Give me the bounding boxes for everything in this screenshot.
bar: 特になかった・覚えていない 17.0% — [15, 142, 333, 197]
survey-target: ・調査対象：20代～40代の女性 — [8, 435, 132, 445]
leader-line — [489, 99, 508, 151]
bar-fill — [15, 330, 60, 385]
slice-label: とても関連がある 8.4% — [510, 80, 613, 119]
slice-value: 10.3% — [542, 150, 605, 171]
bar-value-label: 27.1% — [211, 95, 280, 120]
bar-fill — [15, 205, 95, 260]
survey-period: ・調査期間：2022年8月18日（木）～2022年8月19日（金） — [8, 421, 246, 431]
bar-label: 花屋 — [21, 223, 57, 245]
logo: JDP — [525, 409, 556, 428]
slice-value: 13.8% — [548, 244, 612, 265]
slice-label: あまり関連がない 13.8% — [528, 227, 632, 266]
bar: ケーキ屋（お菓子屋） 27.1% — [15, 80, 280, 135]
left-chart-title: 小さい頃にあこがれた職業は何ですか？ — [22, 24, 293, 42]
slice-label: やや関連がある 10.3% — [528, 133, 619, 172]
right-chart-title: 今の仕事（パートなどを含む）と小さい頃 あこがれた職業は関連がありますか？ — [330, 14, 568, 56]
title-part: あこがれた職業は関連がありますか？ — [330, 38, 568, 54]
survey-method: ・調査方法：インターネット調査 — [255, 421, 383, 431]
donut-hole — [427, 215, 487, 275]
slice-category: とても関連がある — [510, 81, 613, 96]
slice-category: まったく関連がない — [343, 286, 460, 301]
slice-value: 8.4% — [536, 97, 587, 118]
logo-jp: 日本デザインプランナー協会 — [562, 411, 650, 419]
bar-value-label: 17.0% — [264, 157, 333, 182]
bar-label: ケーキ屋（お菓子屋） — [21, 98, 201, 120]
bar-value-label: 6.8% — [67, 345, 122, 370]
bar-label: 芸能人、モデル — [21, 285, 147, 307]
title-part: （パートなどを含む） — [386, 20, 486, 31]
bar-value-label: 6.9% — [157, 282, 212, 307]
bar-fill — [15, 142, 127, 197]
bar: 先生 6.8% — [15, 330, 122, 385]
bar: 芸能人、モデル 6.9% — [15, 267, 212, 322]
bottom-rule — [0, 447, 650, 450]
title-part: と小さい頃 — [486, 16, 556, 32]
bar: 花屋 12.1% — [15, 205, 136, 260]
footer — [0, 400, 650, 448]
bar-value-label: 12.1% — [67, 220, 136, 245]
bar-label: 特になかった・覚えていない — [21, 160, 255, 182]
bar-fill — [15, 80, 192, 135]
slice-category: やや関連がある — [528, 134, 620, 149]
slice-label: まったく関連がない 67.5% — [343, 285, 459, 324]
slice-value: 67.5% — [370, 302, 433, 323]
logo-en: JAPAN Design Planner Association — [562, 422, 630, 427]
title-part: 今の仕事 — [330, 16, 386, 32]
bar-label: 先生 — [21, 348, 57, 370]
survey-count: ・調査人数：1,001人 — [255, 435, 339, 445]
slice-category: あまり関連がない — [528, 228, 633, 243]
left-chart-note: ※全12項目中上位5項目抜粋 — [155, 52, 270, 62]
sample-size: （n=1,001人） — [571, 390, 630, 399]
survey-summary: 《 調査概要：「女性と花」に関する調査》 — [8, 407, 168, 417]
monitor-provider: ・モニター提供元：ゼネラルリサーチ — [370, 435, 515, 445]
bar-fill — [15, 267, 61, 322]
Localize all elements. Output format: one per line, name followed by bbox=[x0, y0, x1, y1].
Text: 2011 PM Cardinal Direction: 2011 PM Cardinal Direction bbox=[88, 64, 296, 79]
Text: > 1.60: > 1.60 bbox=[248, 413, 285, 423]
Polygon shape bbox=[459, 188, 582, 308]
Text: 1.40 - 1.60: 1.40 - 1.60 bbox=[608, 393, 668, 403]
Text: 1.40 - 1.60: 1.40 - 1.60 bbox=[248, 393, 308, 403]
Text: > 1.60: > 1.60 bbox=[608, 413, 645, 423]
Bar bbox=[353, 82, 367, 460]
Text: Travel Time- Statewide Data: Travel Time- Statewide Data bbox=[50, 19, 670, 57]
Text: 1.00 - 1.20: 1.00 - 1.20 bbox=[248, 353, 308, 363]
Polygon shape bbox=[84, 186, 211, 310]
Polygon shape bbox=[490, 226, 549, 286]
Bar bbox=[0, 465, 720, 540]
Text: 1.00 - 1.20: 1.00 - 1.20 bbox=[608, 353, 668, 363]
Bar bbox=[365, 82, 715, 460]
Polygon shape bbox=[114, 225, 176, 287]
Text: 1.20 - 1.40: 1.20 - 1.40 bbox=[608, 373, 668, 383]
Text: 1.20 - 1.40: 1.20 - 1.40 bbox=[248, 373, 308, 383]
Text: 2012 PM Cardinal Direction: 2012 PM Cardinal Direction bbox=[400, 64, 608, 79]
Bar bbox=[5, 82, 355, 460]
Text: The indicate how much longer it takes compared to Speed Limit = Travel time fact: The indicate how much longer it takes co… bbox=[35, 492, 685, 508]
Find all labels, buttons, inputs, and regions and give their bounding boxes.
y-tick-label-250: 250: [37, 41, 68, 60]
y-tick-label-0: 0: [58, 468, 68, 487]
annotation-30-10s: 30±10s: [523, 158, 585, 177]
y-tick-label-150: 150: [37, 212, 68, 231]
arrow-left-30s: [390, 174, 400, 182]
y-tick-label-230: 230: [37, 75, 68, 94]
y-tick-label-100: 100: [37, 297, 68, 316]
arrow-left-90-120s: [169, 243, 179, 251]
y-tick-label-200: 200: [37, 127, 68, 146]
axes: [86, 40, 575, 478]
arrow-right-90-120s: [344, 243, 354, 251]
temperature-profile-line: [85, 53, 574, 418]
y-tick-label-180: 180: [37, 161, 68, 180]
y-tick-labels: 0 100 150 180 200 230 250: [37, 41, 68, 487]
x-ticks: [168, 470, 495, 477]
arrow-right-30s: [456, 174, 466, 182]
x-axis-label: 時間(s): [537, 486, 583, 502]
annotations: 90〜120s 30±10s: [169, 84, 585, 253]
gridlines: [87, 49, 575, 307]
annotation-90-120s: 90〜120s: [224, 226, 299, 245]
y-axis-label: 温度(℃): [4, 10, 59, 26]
= = = = = = =
DO THIS ▸
Write out the lines from the start of the records through the line that contains "slice-value: 10.3% — [542, 150, 605, 171]", including that line, reproducing each one precisely.

RESPONSE TO THIS TASK ▸
Give me the bounding boxes for everything in this screenshot.
bar: 特になかった・覚えていない 17.0% — [15, 142, 333, 197]
survey-target: ・調査対象：20代～40代の女性 — [8, 435, 132, 445]
leader-line — [489, 99, 508, 151]
bar-fill — [15, 330, 60, 385]
slice-label: とても関連がある 8.4% — [510, 80, 613, 119]
slice-value: 10.3% — [542, 150, 605, 171]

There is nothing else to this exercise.